## Task to carry out
Give the number of lines containing the word "Predicted" and nothing more.

## Extracted material
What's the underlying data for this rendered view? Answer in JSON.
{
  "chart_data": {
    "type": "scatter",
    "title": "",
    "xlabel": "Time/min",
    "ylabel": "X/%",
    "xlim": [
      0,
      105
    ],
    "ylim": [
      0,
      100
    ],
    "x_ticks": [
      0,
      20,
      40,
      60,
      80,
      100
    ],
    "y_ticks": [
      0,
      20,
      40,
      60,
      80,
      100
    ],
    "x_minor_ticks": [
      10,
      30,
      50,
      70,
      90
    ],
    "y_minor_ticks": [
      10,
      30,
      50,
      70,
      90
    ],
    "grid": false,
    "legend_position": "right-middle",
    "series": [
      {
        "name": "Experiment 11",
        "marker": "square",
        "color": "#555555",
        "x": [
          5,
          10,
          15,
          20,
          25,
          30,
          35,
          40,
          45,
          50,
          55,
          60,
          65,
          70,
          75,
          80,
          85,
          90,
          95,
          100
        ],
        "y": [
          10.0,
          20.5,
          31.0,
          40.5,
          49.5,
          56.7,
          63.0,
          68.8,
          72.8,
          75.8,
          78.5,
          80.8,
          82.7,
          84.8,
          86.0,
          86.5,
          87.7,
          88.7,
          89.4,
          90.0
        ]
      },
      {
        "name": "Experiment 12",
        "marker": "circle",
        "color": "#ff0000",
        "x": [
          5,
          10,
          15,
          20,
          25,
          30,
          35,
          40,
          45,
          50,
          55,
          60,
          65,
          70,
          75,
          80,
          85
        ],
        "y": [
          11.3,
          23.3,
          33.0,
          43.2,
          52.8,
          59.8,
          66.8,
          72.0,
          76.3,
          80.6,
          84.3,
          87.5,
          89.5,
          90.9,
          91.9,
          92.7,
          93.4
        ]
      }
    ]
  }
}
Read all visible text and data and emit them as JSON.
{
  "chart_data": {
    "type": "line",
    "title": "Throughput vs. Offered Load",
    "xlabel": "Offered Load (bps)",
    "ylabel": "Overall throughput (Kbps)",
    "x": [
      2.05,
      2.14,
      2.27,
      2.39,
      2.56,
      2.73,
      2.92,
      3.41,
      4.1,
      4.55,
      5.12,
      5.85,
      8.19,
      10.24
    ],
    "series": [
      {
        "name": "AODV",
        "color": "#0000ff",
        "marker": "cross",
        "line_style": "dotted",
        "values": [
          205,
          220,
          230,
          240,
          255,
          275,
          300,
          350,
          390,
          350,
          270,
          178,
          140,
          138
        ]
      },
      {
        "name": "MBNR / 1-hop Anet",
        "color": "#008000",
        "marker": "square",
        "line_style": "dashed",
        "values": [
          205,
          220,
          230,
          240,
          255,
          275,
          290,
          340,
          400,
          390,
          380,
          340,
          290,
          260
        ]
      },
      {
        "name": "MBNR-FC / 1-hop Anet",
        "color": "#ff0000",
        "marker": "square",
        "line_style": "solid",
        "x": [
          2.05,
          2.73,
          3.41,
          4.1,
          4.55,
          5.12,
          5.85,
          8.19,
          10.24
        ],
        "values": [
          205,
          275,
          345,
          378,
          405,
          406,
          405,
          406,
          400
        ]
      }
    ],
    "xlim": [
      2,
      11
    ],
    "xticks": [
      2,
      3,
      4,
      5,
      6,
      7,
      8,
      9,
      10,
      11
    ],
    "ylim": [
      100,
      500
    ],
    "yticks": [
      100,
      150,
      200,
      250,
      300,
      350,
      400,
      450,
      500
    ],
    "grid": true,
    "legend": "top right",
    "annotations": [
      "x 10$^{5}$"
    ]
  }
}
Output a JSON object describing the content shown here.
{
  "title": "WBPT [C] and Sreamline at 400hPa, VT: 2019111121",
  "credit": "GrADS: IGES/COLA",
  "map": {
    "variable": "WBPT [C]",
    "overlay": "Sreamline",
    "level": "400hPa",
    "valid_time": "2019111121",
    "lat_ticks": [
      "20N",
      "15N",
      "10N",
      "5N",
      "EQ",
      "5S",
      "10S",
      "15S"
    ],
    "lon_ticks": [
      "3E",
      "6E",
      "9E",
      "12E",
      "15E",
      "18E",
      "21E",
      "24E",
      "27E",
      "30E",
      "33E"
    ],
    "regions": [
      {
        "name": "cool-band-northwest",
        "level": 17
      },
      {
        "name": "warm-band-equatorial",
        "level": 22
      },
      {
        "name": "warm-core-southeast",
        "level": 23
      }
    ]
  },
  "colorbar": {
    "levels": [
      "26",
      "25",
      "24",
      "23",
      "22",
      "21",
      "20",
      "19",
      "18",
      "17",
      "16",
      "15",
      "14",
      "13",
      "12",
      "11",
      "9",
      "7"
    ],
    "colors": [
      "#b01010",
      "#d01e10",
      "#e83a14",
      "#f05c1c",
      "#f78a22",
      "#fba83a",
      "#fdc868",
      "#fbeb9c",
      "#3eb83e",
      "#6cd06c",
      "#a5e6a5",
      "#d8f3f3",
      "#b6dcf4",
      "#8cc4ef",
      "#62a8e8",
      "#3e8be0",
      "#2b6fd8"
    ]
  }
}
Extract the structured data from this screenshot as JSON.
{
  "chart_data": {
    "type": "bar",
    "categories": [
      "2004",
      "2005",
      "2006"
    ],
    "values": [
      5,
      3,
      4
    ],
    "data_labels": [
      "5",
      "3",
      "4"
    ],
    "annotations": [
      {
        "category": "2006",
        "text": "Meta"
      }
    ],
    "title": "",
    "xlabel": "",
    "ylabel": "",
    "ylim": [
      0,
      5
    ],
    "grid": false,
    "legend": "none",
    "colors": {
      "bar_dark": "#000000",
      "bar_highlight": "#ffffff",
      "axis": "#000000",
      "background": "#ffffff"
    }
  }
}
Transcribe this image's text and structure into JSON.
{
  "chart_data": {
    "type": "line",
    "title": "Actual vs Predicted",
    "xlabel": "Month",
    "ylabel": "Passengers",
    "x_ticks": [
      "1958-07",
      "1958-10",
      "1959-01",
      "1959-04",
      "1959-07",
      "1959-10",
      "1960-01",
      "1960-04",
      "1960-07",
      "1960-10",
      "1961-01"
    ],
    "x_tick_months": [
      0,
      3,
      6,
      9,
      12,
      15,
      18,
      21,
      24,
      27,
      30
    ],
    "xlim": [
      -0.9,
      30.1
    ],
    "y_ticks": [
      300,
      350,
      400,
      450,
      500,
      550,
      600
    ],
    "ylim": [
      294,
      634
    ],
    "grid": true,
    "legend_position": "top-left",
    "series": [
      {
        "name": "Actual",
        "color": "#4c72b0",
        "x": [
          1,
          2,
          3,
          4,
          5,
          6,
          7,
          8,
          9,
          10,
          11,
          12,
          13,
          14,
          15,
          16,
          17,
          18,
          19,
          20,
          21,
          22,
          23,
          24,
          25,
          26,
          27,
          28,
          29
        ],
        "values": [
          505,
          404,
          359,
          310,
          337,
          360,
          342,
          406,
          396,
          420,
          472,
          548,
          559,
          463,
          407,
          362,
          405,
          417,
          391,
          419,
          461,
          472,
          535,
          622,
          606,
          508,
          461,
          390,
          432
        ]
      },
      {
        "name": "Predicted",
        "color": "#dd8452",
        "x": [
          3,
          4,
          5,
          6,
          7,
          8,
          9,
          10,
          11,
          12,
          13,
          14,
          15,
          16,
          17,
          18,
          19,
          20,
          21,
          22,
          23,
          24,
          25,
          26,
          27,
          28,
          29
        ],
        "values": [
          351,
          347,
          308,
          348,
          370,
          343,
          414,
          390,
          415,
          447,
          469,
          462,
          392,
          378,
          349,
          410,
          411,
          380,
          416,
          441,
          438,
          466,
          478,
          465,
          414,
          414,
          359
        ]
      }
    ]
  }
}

## Result
2